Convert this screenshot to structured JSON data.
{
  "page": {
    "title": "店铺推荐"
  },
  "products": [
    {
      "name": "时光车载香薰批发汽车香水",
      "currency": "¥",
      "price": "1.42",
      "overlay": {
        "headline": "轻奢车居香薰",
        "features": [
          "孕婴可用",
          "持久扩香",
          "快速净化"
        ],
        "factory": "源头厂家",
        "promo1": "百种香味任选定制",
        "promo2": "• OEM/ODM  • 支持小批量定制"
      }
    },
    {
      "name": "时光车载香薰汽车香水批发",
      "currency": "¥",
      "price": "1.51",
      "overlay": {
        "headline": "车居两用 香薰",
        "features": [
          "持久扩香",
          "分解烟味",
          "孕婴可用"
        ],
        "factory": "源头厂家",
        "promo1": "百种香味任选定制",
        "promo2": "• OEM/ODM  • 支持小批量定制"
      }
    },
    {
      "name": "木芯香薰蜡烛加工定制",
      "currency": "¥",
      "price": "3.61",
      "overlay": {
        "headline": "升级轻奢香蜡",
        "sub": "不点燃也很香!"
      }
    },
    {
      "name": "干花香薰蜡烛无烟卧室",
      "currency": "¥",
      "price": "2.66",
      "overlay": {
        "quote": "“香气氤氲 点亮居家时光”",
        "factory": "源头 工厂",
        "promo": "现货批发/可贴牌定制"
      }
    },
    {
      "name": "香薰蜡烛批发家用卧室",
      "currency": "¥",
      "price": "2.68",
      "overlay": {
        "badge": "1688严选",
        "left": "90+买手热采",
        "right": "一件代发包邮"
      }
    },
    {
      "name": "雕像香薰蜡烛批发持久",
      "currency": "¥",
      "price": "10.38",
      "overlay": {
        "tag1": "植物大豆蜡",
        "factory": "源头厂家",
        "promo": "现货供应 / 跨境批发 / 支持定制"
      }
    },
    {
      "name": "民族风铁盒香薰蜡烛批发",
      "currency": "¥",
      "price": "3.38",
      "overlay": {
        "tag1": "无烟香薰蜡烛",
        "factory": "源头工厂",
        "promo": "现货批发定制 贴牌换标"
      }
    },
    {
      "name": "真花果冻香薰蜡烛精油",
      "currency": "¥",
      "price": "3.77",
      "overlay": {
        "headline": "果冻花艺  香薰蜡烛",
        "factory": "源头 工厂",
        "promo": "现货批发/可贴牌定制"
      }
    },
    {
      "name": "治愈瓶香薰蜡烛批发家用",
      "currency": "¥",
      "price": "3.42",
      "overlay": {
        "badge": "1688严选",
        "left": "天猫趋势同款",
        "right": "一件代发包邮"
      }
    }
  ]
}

++++++++

## Directions for this task
From the entries above, collect every line with the string "price" in it.

## Solution for this problem
      "price": "1.42",
      "price": "1.51",
      "price": "3.61",
      "price": "2.66",
      "price": "2.68",
      "price": "10.38",
      "price": "3.38",
      "price": "3.77",
      "price": "3.42",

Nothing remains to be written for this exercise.